Task description
Reproduce the entire listing word for word.

Data entries
******************************
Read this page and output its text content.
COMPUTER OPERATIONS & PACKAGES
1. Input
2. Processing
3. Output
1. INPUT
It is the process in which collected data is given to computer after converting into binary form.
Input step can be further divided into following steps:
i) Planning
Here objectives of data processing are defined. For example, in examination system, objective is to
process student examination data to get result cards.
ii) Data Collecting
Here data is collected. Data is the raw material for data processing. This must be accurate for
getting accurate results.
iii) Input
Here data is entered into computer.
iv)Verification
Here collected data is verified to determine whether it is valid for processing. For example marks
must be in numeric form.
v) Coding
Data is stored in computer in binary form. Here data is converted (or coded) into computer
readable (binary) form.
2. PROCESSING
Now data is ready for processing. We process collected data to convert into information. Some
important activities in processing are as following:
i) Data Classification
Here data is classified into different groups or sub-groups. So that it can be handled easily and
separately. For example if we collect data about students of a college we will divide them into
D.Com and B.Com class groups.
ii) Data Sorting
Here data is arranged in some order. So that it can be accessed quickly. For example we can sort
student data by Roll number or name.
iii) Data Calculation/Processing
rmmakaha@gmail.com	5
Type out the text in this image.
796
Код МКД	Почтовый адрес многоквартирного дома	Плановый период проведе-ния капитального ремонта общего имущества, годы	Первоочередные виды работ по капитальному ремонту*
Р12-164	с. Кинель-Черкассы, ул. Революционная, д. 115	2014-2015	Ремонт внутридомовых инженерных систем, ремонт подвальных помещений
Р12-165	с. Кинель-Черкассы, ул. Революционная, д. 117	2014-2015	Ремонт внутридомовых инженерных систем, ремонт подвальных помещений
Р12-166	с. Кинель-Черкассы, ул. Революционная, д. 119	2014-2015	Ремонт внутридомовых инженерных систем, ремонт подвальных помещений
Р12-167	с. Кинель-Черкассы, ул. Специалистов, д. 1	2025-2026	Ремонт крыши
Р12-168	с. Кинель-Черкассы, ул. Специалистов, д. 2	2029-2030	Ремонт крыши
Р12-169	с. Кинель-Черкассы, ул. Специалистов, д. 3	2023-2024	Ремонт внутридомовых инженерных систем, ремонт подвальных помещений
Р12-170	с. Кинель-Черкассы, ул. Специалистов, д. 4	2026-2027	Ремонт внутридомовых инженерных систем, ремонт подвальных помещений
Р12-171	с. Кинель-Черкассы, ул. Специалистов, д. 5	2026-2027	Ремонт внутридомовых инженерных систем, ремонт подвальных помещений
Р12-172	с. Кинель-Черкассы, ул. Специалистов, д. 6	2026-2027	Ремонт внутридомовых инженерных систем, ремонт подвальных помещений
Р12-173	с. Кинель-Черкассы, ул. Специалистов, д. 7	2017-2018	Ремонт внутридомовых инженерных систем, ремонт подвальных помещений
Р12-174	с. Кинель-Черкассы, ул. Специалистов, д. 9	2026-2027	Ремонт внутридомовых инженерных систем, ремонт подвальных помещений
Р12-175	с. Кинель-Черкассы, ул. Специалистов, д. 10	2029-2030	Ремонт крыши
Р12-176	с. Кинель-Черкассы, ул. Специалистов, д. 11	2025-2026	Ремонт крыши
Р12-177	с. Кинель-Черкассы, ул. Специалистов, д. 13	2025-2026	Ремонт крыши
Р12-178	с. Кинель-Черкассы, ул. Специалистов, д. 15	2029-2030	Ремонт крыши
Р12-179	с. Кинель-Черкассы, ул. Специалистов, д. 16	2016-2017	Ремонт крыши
******************************
Worked solution
Read this page and output its text content.
COMPUTER OPERATIONS & PACKAGES
1. Input
2. Processing
3. Output
1. INPUT
It is the process in which collected data is given to computer after converting into binary form.
Input step can be further divided into following steps:
i) Planning
Here objectives of data processing are defined. For example, in examination system, objective is to
process student examination data to get result cards.
ii) Data Collecting
Here data is collected. Data is the raw material for data processing. This must be accurate for
getting accurate results.
iii) Input
Here data is entered into computer.
iv)Verification
Here collected data is verified to determine whether it is valid for processing. For example marks
must be in numeric form.
v) Coding
Data is stored in computer in binary form. Here data is converted (or coded) into computer
readable (binary) form.
2. PROCESSING
Now data is ready for processing. We process collected data to convert into information. Some
important activities in processing are as following:
i) Data Classification
Here data is classified into different groups or sub-groups. So that it can be handled easily and
separately. For example if we collect data about students of a college we will divide them into
D.Com and B.Com class groups.
ii) Data Sorting
Here data is arranged in some order. So that it can be accessed quickly. For example we can sort
student data by Roll number or name.
iii) Data Calculation/Processing
rmmakaha@gmail.com	5
Type out the text in this image.
796
Код МКД	Почтовый адрес многоквартирного дома	Плановый период проведе-ния капитального ремонта общего имущества, годы	Первоочередные виды работ по капитальному ремонту*
Р12-164	с. Кинель-Черкассы, ул. Революционная, д. 115	2014-2015	Ремонт внутридомовых инженерных систем, ремонт подвальных помещений
Р12-165	с. Кинель-Черкассы, ул. Революционная, д. 117	2014-2015	Ремонт внутридомовых инженерных систем, ремонт подвальных помещений
Р12-166	с. Кинель-Черкассы, ул. Революционная, д. 119	2014-2015	Ремонт внутридомовых инженерных систем, ремонт подвальных помещений
Р12-167	с. Кинель-Черкассы, ул. Специалистов, д. 1	2025-2026	Ремонт крыши
Р12-168	с. Кинель-Черкассы, ул. Специалистов, д. 2	2029-2030	Ремонт крыши
Р12-169	с. Кинель-Черкассы, ул. Специалистов, д. 3	2023-2024	Ремонт внутридомовых инженерных систем, ремонт подвальных помещений
Р12-170	с. Кинель-Черкассы, ул. Специалистов, д. 4	2026-2027	Ремонт внутридомовых инженерных систем, ремонт подвальных помещений
Р12-171	с. Кинель-Черкассы, ул. Специалистов, д. 5	2026-2027	Ремонт внутридомовых инженерных систем, ремонт подвальных помещений
Р12-172	с. Кинель-Черкассы, ул. Специалистов, д. 6	2026-2027	Ремонт внутридомовых инженерных систем, ремонт подвальных помещений
Р12-173	с. Кинель-Черкассы, ул. Специалистов, д. 7	2017-2018	Ремонт внутридомовых инженерных систем, ремонт подвальных помещений
Р12-174	с. Кинель-Черкассы, ул. Специалистов, д. 9	2026-2027	Ремонт внутридомовых инженерных систем, ремонт подвальных помещений
Р12-175	с. Кинель-Черкассы, ул. Специалистов, д. 10	2029-2030	Ремонт крыши
Р12-176	с. Кинель-Черкассы, ул. Специалистов, д. 11	2025-2026	Ремонт крыши
Р12-177	с. Кинель-Черкассы, ул. Специалистов, д. 13	2025-2026	Ремонт крыши
Р12-178	с. Кинель-Черкассы, ул. Специалистов, д. 15	2029-2030	Ремонт крыши
Р12-179	с. Кинель-Черкассы, ул. Специалистов, д. 16	2016-2017	Ремонт крыши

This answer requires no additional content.